┌─ SOURCE EXTRACT

Ed. note: This is cross-posted on the CMS blog. See the original post here.

We’ve known for a long time that an ounce of prevention can be worth a pound of cure. Yet our health care system doesn’t always encourage prevention, especially around unmet social needs. These problems can lead to poor health that requires expensive emergency room visits or hospitalizations. Many social needs, such as housing instability, hunger, and interpersonal violence, affect individuals’ health yet they may not be detected or addressed during typical, short doctor’s visits. Over time, these unmet needs may increase the risk of developing chronic conditions and reduce one’s ability to manage these conditions, resulting in increased health care utilization and costs, such as emergency room visits or hospitalizations.

Perhaps we could interrupt the cycle of unmet social needs leading to illness in the first place. To explore this opportunity, the Department of Health and Human Services this week announced a new funding opportunity of up to $157 million to fund “bridge organizations” that will ask all their Medicare and Medicaid patients about health-related social needs, and then help refer them to community resources, assign “community health navigators” to help them connect with resources, and help communities themselves become healthier.

Here’s a hypothetical example of how the bridge might help: a mother comes in to a participating community health center for her child with asthma. During a complete social screening, the center learns the mother has been living in a moldy trailer after fleeing a violent home life. They refer the family to a local safe housing program and legal aid to protect her.  The center also connects her with these services with the aid of a community health navigator. By helping the family find safe permanent housing, we reduce the frequency of the child’s visits to the ER for asthma attacks.

└─
┌─ DATA EXTRACT

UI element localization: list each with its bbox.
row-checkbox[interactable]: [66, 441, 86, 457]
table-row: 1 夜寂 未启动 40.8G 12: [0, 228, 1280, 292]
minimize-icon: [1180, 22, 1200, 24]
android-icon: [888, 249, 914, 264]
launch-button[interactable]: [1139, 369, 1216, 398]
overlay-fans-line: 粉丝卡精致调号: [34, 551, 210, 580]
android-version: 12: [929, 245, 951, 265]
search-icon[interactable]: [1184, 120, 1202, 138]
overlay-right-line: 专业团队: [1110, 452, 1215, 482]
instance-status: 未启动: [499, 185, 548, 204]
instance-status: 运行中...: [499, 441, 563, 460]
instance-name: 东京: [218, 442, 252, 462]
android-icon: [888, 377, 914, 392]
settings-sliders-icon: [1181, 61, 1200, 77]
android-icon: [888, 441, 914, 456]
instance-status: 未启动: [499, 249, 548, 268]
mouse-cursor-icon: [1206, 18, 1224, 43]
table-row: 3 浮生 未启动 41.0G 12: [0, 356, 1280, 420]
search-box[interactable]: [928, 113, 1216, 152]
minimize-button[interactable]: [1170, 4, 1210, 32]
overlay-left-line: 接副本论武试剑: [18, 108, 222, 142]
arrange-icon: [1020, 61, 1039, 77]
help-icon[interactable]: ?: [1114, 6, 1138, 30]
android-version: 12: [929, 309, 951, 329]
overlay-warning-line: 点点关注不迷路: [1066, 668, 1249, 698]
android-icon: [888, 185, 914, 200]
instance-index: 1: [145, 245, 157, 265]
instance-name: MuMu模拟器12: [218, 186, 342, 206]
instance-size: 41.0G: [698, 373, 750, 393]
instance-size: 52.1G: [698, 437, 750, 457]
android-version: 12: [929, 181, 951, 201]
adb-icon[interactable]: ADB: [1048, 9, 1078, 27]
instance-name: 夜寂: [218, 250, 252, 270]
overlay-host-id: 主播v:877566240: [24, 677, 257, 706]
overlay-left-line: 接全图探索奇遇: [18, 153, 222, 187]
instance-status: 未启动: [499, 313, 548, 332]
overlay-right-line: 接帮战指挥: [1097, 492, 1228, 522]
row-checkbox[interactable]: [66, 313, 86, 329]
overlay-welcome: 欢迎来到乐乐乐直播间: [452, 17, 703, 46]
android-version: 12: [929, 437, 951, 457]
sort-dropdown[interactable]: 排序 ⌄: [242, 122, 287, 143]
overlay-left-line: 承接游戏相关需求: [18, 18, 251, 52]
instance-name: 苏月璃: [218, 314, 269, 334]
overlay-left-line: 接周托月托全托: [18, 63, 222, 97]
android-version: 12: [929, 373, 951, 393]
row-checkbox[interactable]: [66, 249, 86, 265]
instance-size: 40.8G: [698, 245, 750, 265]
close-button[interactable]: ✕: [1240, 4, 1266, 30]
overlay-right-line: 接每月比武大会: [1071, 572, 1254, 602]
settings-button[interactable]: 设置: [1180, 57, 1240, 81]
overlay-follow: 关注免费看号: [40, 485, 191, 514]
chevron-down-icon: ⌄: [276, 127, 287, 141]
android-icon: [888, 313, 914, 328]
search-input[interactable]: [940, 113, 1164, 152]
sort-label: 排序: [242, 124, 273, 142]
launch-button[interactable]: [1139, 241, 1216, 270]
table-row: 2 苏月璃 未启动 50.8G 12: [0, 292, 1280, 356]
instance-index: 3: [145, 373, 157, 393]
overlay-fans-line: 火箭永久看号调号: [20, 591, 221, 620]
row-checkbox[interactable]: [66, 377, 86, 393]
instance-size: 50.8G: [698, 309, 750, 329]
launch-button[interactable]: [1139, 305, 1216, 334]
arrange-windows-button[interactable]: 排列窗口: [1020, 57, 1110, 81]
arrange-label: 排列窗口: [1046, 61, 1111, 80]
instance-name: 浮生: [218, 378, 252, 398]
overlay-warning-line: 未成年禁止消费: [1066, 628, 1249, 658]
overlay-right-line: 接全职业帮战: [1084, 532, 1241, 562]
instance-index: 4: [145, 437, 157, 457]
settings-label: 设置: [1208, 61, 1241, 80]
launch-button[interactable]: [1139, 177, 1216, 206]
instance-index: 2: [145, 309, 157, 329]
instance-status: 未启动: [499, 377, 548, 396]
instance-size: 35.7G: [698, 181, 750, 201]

└─

Pick up the post on screening Medicare and Medicaid patients for social needs right after its last sentence and carry it forward.

[OUTPUT OF THE TASK]
The five-year model, called the Accountable Health Communities Model, is the first Centers for Medicare & Medicaid Services (CMS) Innovation Center model to focus on the health-related social needs of Medicare and Medicaid beneficiaries.

Chart on bridge organization

The model will test three scalable approaches to addressing health-related social needs and linking clinical and community services – community referral, community service navigation, and community service alignment. Bridge organizations will inventory local community service providers and furnish referrals to those agencies as needed. A total of 44 sites will be selected to provide intensive community service navigation, such as in-depth assessment, planning, and follow-up until needs are resolved or determined to be unresolvable for high-risk beneficiaries. Over the five year period, we’ll see if the bridge organizations help reduce total health care costs, emergency department visits, and hospital stays, and improve the quality of care.